**Set problem**
Sift the material for lines containing "ακόμα", and return them.

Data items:
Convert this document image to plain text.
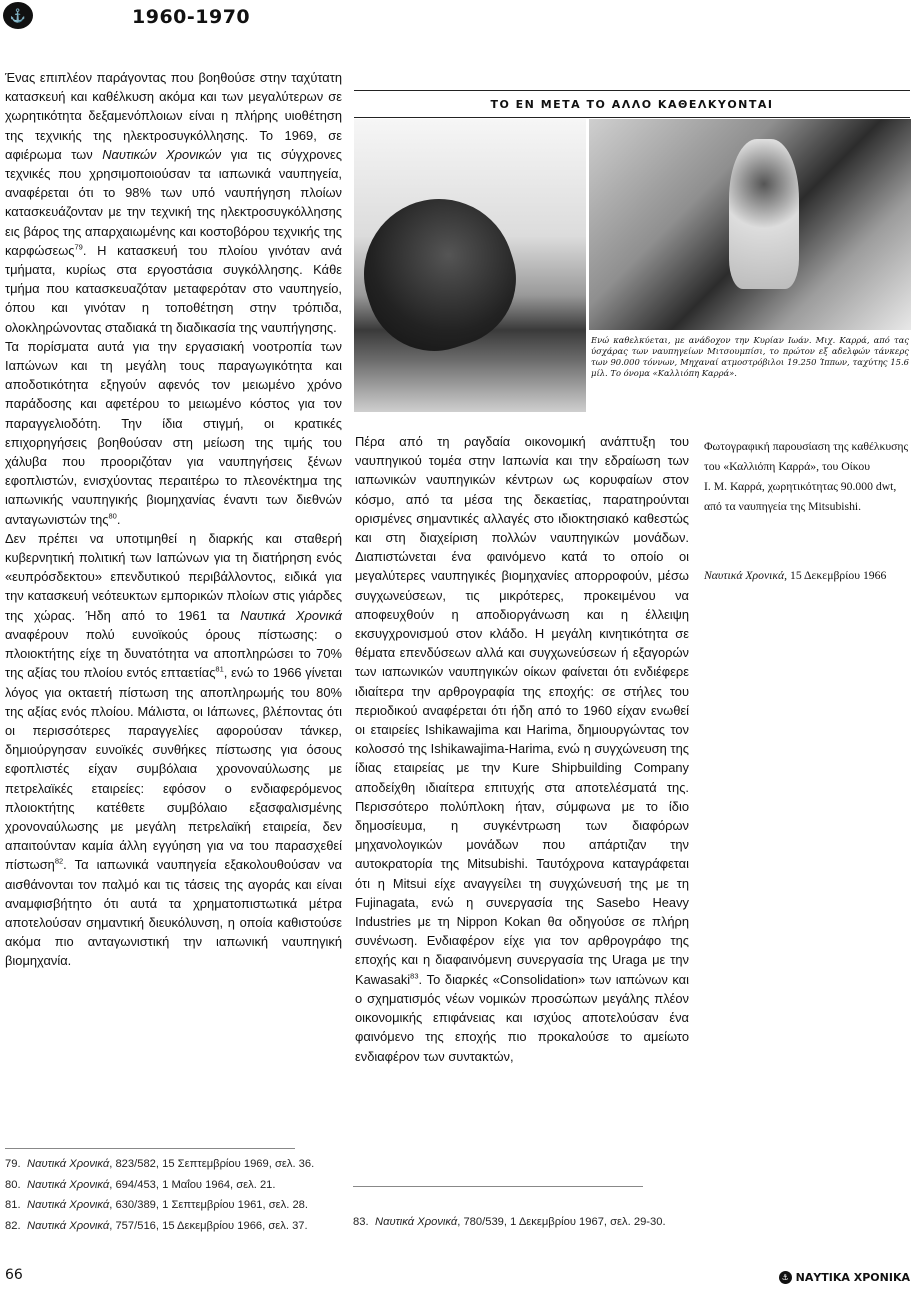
⚓	1960-1970

Ένας επιπλέον παράγοντας που βοηθούσε στην ταχύτατη κατασκευή και καθέλκυση ακόμα και των μεγαλύτερων σε χωρητικότητα δεξαμενόπλοιων είναι η πλήρης υιοθέτηση της τεχνικής της ηλεκτροσυγκόλλησης. Το 1969, σε αφιέρωμα των Ναυτικών Χρονικών για τις σύγχρονες τεχνικές που χρησιμοποιούσαν τα ιαπωνικά ναυπηγεία, αναφέρεται ότι το 98% των υπό ναυπήγηση πλοίων κατασκευάζονταν με την τεχνική της ηλεκτροσυγκόλλησης εις βάρος της απαρχαιωμένης και κοστοβόρου τεχνικής της καρφώσεως$^{79}$. Η κατασκευή του πλοίου γινόταν ανά τμήματα, κυρίως στα εργοστάσια συγκόλλησης. Κάθε τμήμα που κατασκευαζόταν μεταφερόταν στο ναυπηγείο, όπου και γινόταν η τοποθέτηση στην τρόπιδα, ολοκληρώνοντας σταδιακά τη διαδικασία της ναυπήγησης.

Τα πορίσματα αυτά για την εργασιακή νοοτροπία των Ιαπώνων και τη μεγάλη τους παραγωγικότητα και αποδοτικότητα εξηγούν αφενός τον μειωμένο χρόνο παράδοσης και αφετέρου το μειωμένο κόστος για τον παραγγελιοδότη. Την ίδια στιγμή, οι κρατικές επιχορηγήσεις βοηθούσαν στη μείωση της τιμής του χάλυβα που προοριζόταν για ναυπηγήσεις ξένων εφοπλιστών, ενισχύοντας περαιτέρω το πλεονέκτημα της ιαπωνικής ναυπηγικής βιομηχανίας έναντι των διεθνών ανταγωνιστών της$^{80}$.

Δεν πρέπει να υποτιμηθεί η διαρκής και σταθερή κυβερνητική πολιτική των Ιαπώνων για τη διατήρηση ενός «ευπρόσδεκτου» επενδυτικού περιβάλλοντος, ειδικά για την κατασκευή νεότευκτων εμπορικών πλοίων στις γιάρδες της χώρας. Ήδη από το 1961 τα Ναυτικά Χρονικά αναφέρουν πολύ ευνοϊκούς όρους πίστωσης: ο πλοιοκτήτης είχε τη δυνατότητα να αποπληρώσει το 70% της αξίας του πλοίου εντός επταετίας$^{81}$, ενώ το 1966 γίνεται λόγος για οκταετή πίστωση της αποπληρωμής του 80% της αξίας ενός πλοίου. Μάλιστα, οι Ιάπωνες, βλέποντας ότι οι περισσότερες παραγγελίες αφορούσαν τάνκερ, δημιούργησαν ευνοϊκές συνθήκες πίστωσης για όσους εφοπλιστές είχαν συμβόλαια χρονοναύλωσης με πετρελαϊκές εταιρείες: εφόσον ο ενδιαφερόμενος πλοιοκτήτης κατέθετε συμβόλαιο εξασφαλισμένης χρονοναύλωσης με μεγάλη πετρελαϊκή εταιρεία, δεν απαιτούνταν καμία άλλη εγγύηση για να του παρασχεθεί πίστωση$^{82}$. Τα ιαπωνικά ναυπηγεία εξακολουθούσαν να αισθάνονται τον παλμό και τις τάσεις της αγοράς και είναι αναμφισβήτητο ότι αυτά τα χρηματοπιστωτικά μέτρα αποτελούσαν σημαντική διευκόλυνση, η οποία καθιστούσε ακόμα πιο ανταγωνιστική την ιαπωνική ναυπηγική βιομηχανία.

ΤΟ ΕΝ ΜΕΤΑ ΤΟ ΑΛΛΟ ΚΑΘΕΛΚΥΟΝΤΑΙ
Ενώ καθελκύεται, με ανάδοχον την Κυρίαν Ιωάν. Μιχ. Καρρά, από τας ύσχάρας των ναυπηγείων Μιτσουμπίσι, το πρώτον εξ αδελφών τάνκερς των 90.000 τόννων, Μηχαναί ατμοστρόβιλοι 19.250 Ίππων, ταχύτης 15.6 μίλ. Το όνομα «Καλλιόπη Καρρά».

Πέρα από τη ραγδαία οικονομική ανάπτυξη του ναυπηγικού τομέα στην Ιαπωνία και την εδραίωση των ιαπωνικών ναυπηγικών κέντρων ως κορυφαίων στον κόσμο, από τα μέσα της δεκαετίας, παρατηρούνται ορισμένες σημαντικές αλλαγές στο ιδιοκτησιακό καθεστώς και στη διαχείριση πολλών ναυπηγικών μονάδων. Διαπιστώνεται ένα φαινόμενο κατά το οποίο οι μεγαλύτερες ναυπηγικές βιομηχανίες απορροφούν, μέσω συγχωνεύσεων, τις μικρότερες, προκειμένου να αποφευχθούν η αποδιοργάνωση και η έλλειψη εκσυγχρονισμού στον κλάδο. Η μεγάλη κινητικότητα σε θέματα επενδύσεων αλλά και συγχωνεύσεων ή εξαγορών των ιαπωνικών ναυπηγικών οίκων φαίνεται ότι ενδιέφερε ιδιαίτερα την αρθρογραφία της εποχής: σε στήλες του περιοδικού αναφέρεται ότι ήδη από το 1960 είχαν ενωθεί οι εταιρείες Ishikawajima και Harima, δημιουργώντας τον κολοσσό της Ishikawajima-Harima, ενώ η συγχώνευση της ίδιας εταιρείας με την Kure Shipbuilding Company αποδείχθη ιδιαίτερα επιτυχής στα αποτελέσματά της. Περισσότερο πολύπλοκη ήταν, σύμφωνα με το ίδιο δημοσίευμα, η συγκέντρωση των διαφόρων μηχανολογικών μονάδων που απάρτιζαν την αυτοκρατορία της Mitsubishi. Ταυτόχρονα καταγράφεται ότι η Mitsui είχε αναγγείλει τη συγχώνευσή της με τη Fujinagata, ενώ η συνεργασία της Sasebo Heavy Industries με τη Nippon Kokan θα οδηγούσε σε πλήρη συνένωση. Ενδιαφέρον είχε για τον αρθρογράφο της εποχής και η διαφαινόμενη συνεργασία της Uraga με την Kawasaki$^{83}$. Το διαρκές «Consolidation» των ιαπώνων και ο σχηματισμός νέων νομικών προσώπων μεγάλης πλέον οικονομικής επιφάνειας και ισχύος αποτελούσαν ένα φαινόμενο της εποχής πιο προκαλούσε το αμείωτο ενδιαφέρον των συντακτών,

Φωτογραφική παρουσίαση της καθέλκυσης

του «Καλλιόπη Καρρά», του Οίκου

Ι. Μ. Καρρά, χωρητικότητας 90.000 dwt,

από τα ναυπηγεία της Mitsubishi.

Ναυτικά Χρονικά, 15 Δεκεμβρίου 1966
79. Ναυτικά Χρονικά, 823/582, 15 Σεπτεμβρίου 1969, σελ. 36.
80. Ναυτικά Χρονικά, 694/453, 1 Μαΐου 1964, σελ. 21.
81. Ναυτικά Χρονικά, 630/389, 1 Σεπτεμβρίου 1961, σελ. 28.
82. Ναυτικά Χρονικά, 757/516, 15 Δεκεμβρίου 1966, σελ. 37.	83. Ναυτικά Χρονικά, 780/539, 1 Δεκεμβρίου 1967, σελ. 29-30.
66	⚓ ΝΑΥΤΙΚΑ ΧΡΟΝΙΚΑ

**The result**
Ένας επιπλέον παράγοντας που βοηθούσε στην ταχύτατη κατασκευή και καθέλκυση ακόμα και των μεγαλύτερων σε χωρητικότητα δεξαμενόπλοιων είναι η πλήρης υιοθέτηση της τεχνικής της ηλεκτροσυγκόλλησης. Το 1969, σε αφιέρωμα των Ναυτικών Χρονικών για τις σύγχρονες τεχνικές που χρησιμοποιούσαν τα ιαπωνικά ναυπηγεία, αναφέρεται ότι το 98% των υπό ναυπήγηση πλοίων κατασκευάζονταν με την τεχνική της ηλεκτροσυγκόλλησης εις βάρος της απαρχαιωμένης και κοστοβόρου τεχνικής της καρφώσεως$^{79}$. Η κατασκευή του πλοίου γινόταν ανά τμήματα, κυρίως στα εργοστάσια συγκόλλησης. Κάθε τμήμα που κατασκευαζόταν μεταφερόταν στο ναυπηγείο, όπου και γινόταν η τοποθέτηση στην τρόπιδα, ολοκληρώνοντας σταδιακά τη διαδικασία της ναυπήγησης.
Δεν πρέπει να υποτιμηθεί η διαρκής και σταθερή κυβερνητική πολιτική των Ιαπώνων για τη διατήρηση ενός «ευπρόσδεκτου» επενδυτικού περιβάλλοντος, ειδικά για την κατασκευή νεότευκτων εμπορικών πλοίων στις γιάρδες της χώρας. Ήδη από το 1961 τα Ναυτικά Χρονικά αναφέρουν πολύ ευνοϊκούς όρους πίστωσης: ο πλοιοκτήτης είχε τη δυνατότητα να αποπληρώσει το 70% της αξίας του πλοίου εντός επταετίας$^{81}$, ενώ το 1966 γίνεται λόγος για οκταετή πίστωση της αποπληρωμής του 80% της αξίας ενός πλοίου. Μάλιστα, οι Ιάπωνες, βλέποντας ότι οι περισσότερες παραγγελίες αφορούσαν τάνκερ, δημιούργησαν ευνοϊκές συνθήκες πίστωσης για όσους εφοπλιστές είχαν συμβόλαια χρονοναύλωσης με πετρελαϊκές εταιρείες: εφόσον ο ενδιαφερόμενος πλοιοκτήτης κατέθετε συμβόλαιο εξασφαλισμένης χρονοναύλωσης με μεγάλη πετρελαϊκή εταιρεία, δεν απαιτούνταν καμία άλλη εγγύηση για να του παρασχεθεί πίστωση$^{82}$. Τα ιαπωνικά ναυπηγεία εξακολουθούσαν να αισθάνονται τον παλμό και τις τάσεις της αγοράς και είναι αναμφισβήτητο ότι αυτά τα χρηματοπιστωτικά μέτρα αποτελούσαν σημαντική διευκόλυνση, η οποία καθιστούσε ακόμα πιο ανταγωνιστική την ιαπωνική ναυπηγική βιομηχανία.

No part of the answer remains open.